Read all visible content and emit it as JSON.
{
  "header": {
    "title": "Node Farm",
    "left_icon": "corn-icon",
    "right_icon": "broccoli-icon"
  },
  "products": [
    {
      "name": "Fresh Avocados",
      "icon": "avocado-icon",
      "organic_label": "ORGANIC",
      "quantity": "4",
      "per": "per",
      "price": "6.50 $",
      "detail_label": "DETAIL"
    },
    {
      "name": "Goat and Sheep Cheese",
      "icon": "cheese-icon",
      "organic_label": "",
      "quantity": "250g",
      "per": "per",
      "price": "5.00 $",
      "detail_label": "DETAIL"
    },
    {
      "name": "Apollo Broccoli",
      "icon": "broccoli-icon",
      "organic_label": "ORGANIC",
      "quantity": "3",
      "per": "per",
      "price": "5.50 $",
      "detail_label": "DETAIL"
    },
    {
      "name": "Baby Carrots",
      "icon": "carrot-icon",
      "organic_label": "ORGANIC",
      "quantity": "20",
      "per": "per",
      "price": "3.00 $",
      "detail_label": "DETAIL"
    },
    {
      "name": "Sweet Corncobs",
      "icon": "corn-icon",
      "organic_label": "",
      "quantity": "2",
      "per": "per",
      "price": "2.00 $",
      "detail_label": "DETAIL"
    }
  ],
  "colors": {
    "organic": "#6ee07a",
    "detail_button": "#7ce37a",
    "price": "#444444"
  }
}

= = =

PROMPT ▸
Your task is to give the records above again, exactly.

EXERCISE RESULT ▸
Read all visible content and emit it as JSON.
{
  "header": {
    "title": "Node Farm",
    "left_icon": "corn-icon",
    "right_icon": "broccoli-icon"
  },
  "products": [
    {
      "name": "Fresh Avocados",
      "icon": "avocado-icon",
      "organic_label": "ORGANIC",
      "quantity": "4",
      "per": "per",
      "price": "6.50 $",
      "detail_label": "DETAIL"
    },
    {
      "name": "Goat and Sheep Cheese",
      "icon": "cheese-icon",
      "organic_label": "",
      "quantity": "250g",
      "per": "per",
      "price": "5.00 $",
      "detail_label": "DETAIL"
    },
    {
      "name": "Apollo Broccoli",
      "icon": "broccoli-icon",
      "organic_label": "ORGANIC",
      "quantity": "3",
      "per": "per",
      "price": "5.50 $",
      "detail_label": "DETAIL"
    },
    {
      "name": "Baby Carrots",
      "icon": "carrot-icon",
      "organic_label": "ORGANIC",
      "quantity": "20",
      "per": "per",
      "price": "3.00 $",
      "detail_label": "DETAIL"
    },
    {
      "name": "Sweet Corncobs",
      "icon": "corn-icon",
      "organic_label": "",
      "quantity": "2",
      "per": "per",
      "price": "2.00 $",
      "detail_label": "DETAIL"
    }
  ],
  "colors": {
    "organic": "#6ee07a",
    "detail_button": "#7ce37a",
    "price": "#444444"
  }
}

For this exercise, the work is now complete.